Task instructions: Your task is to copy every line of the records below that contains "HPBW".

Data shown:
— Start —
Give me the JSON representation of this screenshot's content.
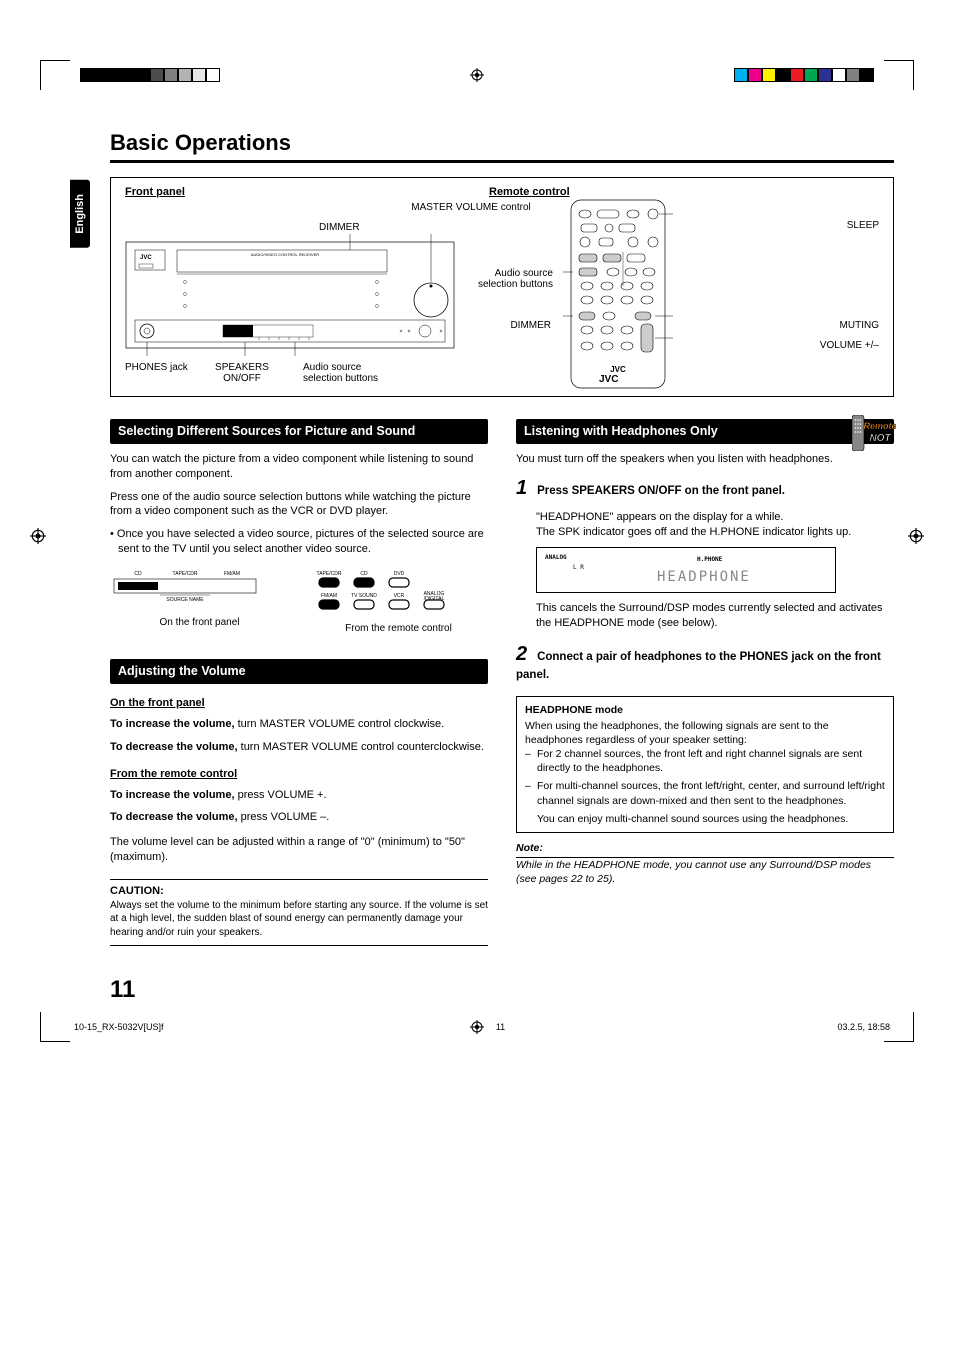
{
  "meta": {
    "language_tab": "English",
    "page_number": "11",
    "footer_left": "10-15_RX-5032V[US]f",
    "footer_center": "11",
    "footer_right": "03.2.5, 18:58"
  },
  "title": "Basic Operations",
  "reg_swatches_left": [
    "#000000",
    "#000000",
    "#000000",
    "#000000",
    "#000000",
    "#4d4d4d",
    "#808080",
    "#b3b3b3",
    "#e6e6e6",
    "#ffffff"
  ],
  "reg_swatches_right": [
    "#00afef",
    "#ec008c",
    "#fff200",
    "#000000",
    "#ec1c24",
    "#00a652",
    "#2e3092",
    "#ffffff",
    "#808080",
    "#000000"
  ],
  "diagram": {
    "front_panel_head": "Front panel",
    "remote_head": "Remote control",
    "labels": {
      "master_volume": "MASTER VOLUME control",
      "dimmer": "DIMMER",
      "phones_jack": "PHONES jack",
      "speakers_onoff": "SPEAKERS ON/OFF",
      "audio_src_btns": "Audio source selection buttons",
      "sleep": "SLEEP",
      "audio_src_btns2": "Audio source selection buttons",
      "dimmer2": "DIMMER",
      "muting": "MUTING",
      "volume_pm": "VOLUME +/–",
      "jvc": "JVC"
    },
    "front_panel_brand": "JVC",
    "front_panel_subtitle": "AUDIO/VIDEO CONTROL RECEIVER"
  },
  "sections": {
    "selecting": {
      "title": "Selecting Different Sources for Picture and Sound",
      "p1": "You can watch the picture from a video component while listening to sound from another component.",
      "p2": "Press one of the audio source selection buttons while watching the picture from a video component such as the VCR or DVD player.",
      "bullet": "Once you have selected a video source, pictures of the selected source are sent to the TV until you select another video source.",
      "left_btns": [
        "CD",
        "TAPE/CDR",
        "FM/AM"
      ],
      "left_sub": "SOURCE NAME",
      "left_caption": "On the front panel",
      "right_btns_row1": [
        "TAPE/CDR",
        "CD",
        "DVD"
      ],
      "right_btns_row2": [
        "FM/AM",
        "TV SOUND",
        "VCR",
        "ANALOG /DIGITAL"
      ],
      "right_caption": "From the remote control"
    },
    "volume": {
      "title": "Adjusting the Volume",
      "sub1": "On the front panel",
      "inc_panel_b": "To increase the volume,",
      "inc_panel_t": " turn MASTER VOLUME control clockwise.",
      "dec_panel_b": "To decrease the volume,",
      "dec_panel_t": " turn MASTER VOLUME control counterclockwise.",
      "sub2": "From the remote control",
      "inc_rc_b": "To increase the volume,",
      "inc_rc_t": " press VOLUME +.",
      "dec_rc_b": "To decrease the volume,",
      "dec_rc_t": " press VOLUME –.",
      "range": "The volume level can be adjusted within a range of \"0\" (minimum) to \"50\" (maximum).",
      "caution_head": "CAUTION:",
      "caution_text": "Always set the volume to the minimum before starting any source. If the volume is set at a high level, the sudden blast of sound energy can permanently damage your hearing and/or ruin your speakers."
    },
    "listening": {
      "title": "Listening with Headphones Only",
      "badge_top": "Remote",
      "badge_bot": "NOT",
      "intro": "You must turn off the speakers when you listen with headphones.",
      "step1_num": "1",
      "step1_head": "Press SPEAKERS ON/OFF on the front panel.",
      "step1_b1": "\"HEADPHONE\" appears on the display for a while.",
      "step1_b2": "The SPK indicator goes off and the H.PHONE indicator lights up.",
      "lcd_analog": "ANALOG",
      "lcd_lr": "L   R",
      "lcd_hphone": "H.PHONE",
      "lcd_text": "HEADPHONE",
      "step1_after": "This cancels the Surround/DSP modes currently selected and activates the HEADPHONE mode (see below).",
      "step2_num": "2",
      "step2_head": "Connect a pair of headphones to the PHONES jack on the front panel.",
      "box_head": "HEADPHONE mode",
      "box_p": "When using the headphones, the following signals are sent to the headphones regardless of your speaker setting:",
      "box_li1": "For 2 channel sources, the front left and right channel signals are sent directly to the headphones.",
      "box_li2": "For multi-channel sources, the front left/right, center, and surround left/right channel signals are down-mixed and then sent to the headphones.",
      "box_tail": "You can enjoy multi-channel sound sources using the headphones.",
      "note_label": "Note:",
      "note_text": "While in the HEADPHONE mode, you cannot use any Surround/DSP modes (see pages 22 to 25)."
    }
  }
}
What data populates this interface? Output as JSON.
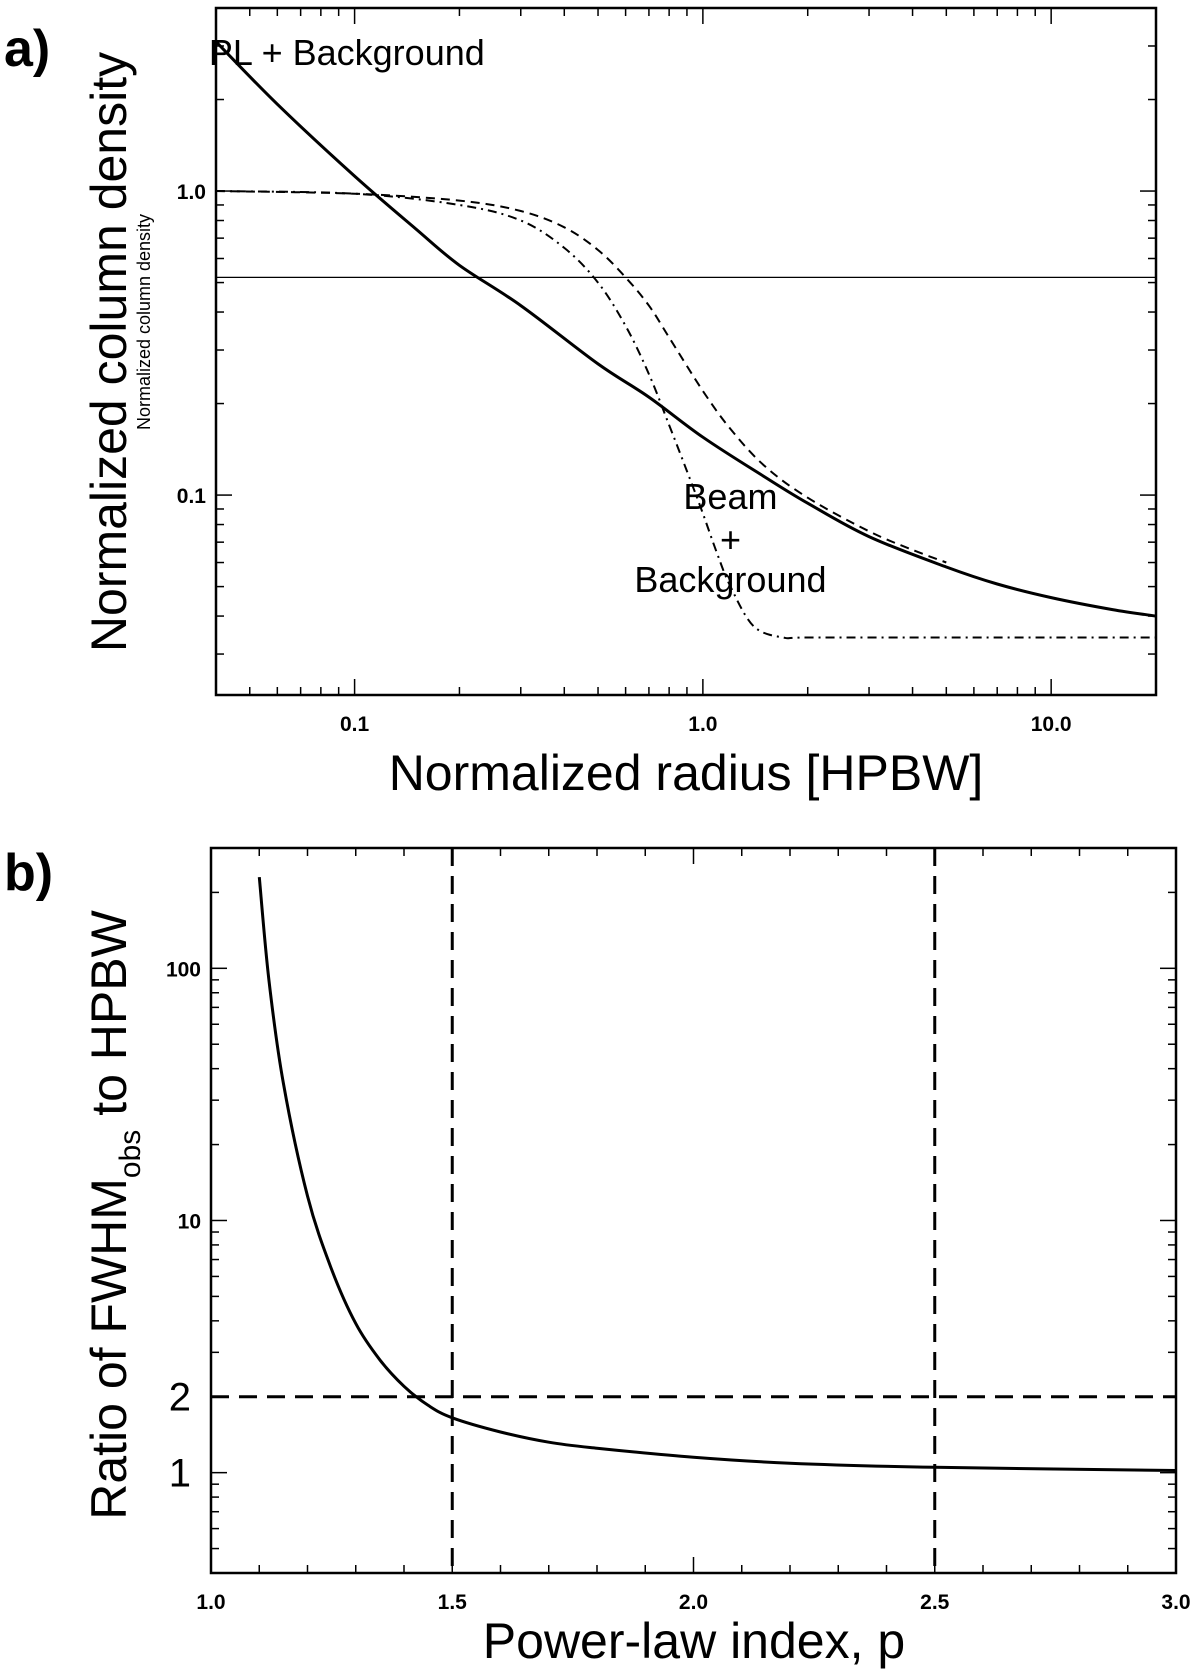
{
  "chart_data": [
    {
      "panel_label": "a)",
      "type": "line",
      "x_scale": "log",
      "y_scale": "log",
      "xlim": [
        0.04,
        20
      ],
      "ylim": [
        0.022,
        4.0
      ],
      "xlabel": "Normalized radius [HPBW]",
      "ylabel": "Normalized column density",
      "ylabel_small": "Normalized column density",
      "x_ticks": [
        {
          "value": 0.1,
          "label": "0.1"
        },
        {
          "value": 1.0,
          "label": "1.0"
        },
        {
          "value": 10.0,
          "label": "10.0"
        }
      ],
      "y_ticks": [
        {
          "value": 0.1,
          "label": "0.1"
        },
        {
          "value": 1.0,
          "label": "1.0"
        }
      ],
      "hline": 0.52,
      "annotations": [
        {
          "text": "PL + Background",
          "x": 0.095,
          "y": 2.6
        },
        {
          "text": "Beam",
          "x": 1.2,
          "y": 0.09
        },
        {
          "text": "+",
          "x": 1.2,
          "y": 0.065
        },
        {
          "text": "Background",
          "x": 1.2,
          "y": 0.048
        }
      ],
      "series": [
        {
          "style": "solid",
          "x": [
            0.04,
            0.06,
            0.1,
            0.15,
            0.2,
            0.3,
            0.5,
            0.7,
            1.0,
            1.5,
            2.0,
            3.0,
            5.0,
            7.0,
            10.0,
            15.0,
            20.0
          ],
          "y": [
            3.1,
            1.93,
            1.12,
            0.75,
            0.57,
            0.42,
            0.27,
            0.21,
            0.155,
            0.115,
            0.094,
            0.073,
            0.058,
            0.051,
            0.046,
            0.042,
            0.04
          ]
        },
        {
          "style": "dashed",
          "x": [
            0.04,
            0.1,
            0.2,
            0.3,
            0.4,
            0.5,
            0.6,
            0.7,
            0.8,
            1.0,
            1.2,
            1.5,
            2.0,
            3.0,
            4.0,
            5.0
          ],
          "y": [
            1.0,
            0.98,
            0.93,
            0.86,
            0.76,
            0.64,
            0.52,
            0.42,
            0.33,
            0.22,
            0.165,
            0.125,
            0.098,
            0.076,
            0.066,
            0.06
          ]
        },
        {
          "style": "dashdot",
          "x": [
            0.04,
            0.1,
            0.2,
            0.3,
            0.4,
            0.5,
            0.6,
            0.7,
            0.8,
            0.9,
            1.0,
            1.1,
            1.2,
            1.4,
            1.7,
            2.0,
            5.0,
            10.0,
            20.0
          ],
          "y": [
            1.0,
            0.98,
            0.9,
            0.8,
            0.65,
            0.5,
            0.36,
            0.25,
            0.17,
            0.12,
            0.087,
            0.064,
            0.05,
            0.037,
            0.034,
            0.034,
            0.034,
            0.034,
            0.034
          ]
        }
      ]
    },
    {
      "panel_label": "b)",
      "type": "line",
      "x_scale": "linear",
      "y_scale": "log",
      "xlim": [
        1.0,
        3.0
      ],
      "ylim": [
        0.4,
        300
      ],
      "xlabel": "Power-law index, p",
      "ylabel_main": "Ratio of FWHM",
      "ylabel_sub": "obs",
      "ylabel_tail": " to HPBW",
      "x_ticks": [
        {
          "value": 1.0,
          "label": "1.0"
        },
        {
          "value": 1.5,
          "label": "1.5"
        },
        {
          "value": 2.0,
          "label": "2.0"
        },
        {
          "value": 2.5,
          "label": "2.5"
        },
        {
          "value": 3.0,
          "label": "3.0"
        }
      ],
      "y_ticks": [
        {
          "value": 10,
          "label": "10"
        },
        {
          "value": 100,
          "label": "100"
        }
      ],
      "y_ticks_big": [
        {
          "value": 1,
          "label": "1"
        },
        {
          "value": 2,
          "label": "2"
        }
      ],
      "vlines": [
        1.5,
        2.5
      ],
      "hline": 2,
      "series": [
        {
          "style": "solid",
          "x": [
            1.1,
            1.12,
            1.15,
            1.2,
            1.25,
            1.3,
            1.35,
            1.4,
            1.45,
            1.5,
            1.6,
            1.7,
            1.8,
            2.0,
            2.2,
            2.5,
            3.0
          ],
          "y": [
            230,
            90,
            35,
            12.5,
            6.4,
            3.9,
            2.8,
            2.2,
            1.85,
            1.65,
            1.45,
            1.32,
            1.25,
            1.15,
            1.09,
            1.05,
            1.02
          ]
        }
      ]
    }
  ]
}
— End —
Final answer:
      "xlabel": "Normalized radius [HPBW]",
      "ylabel_tail": " to HPBW",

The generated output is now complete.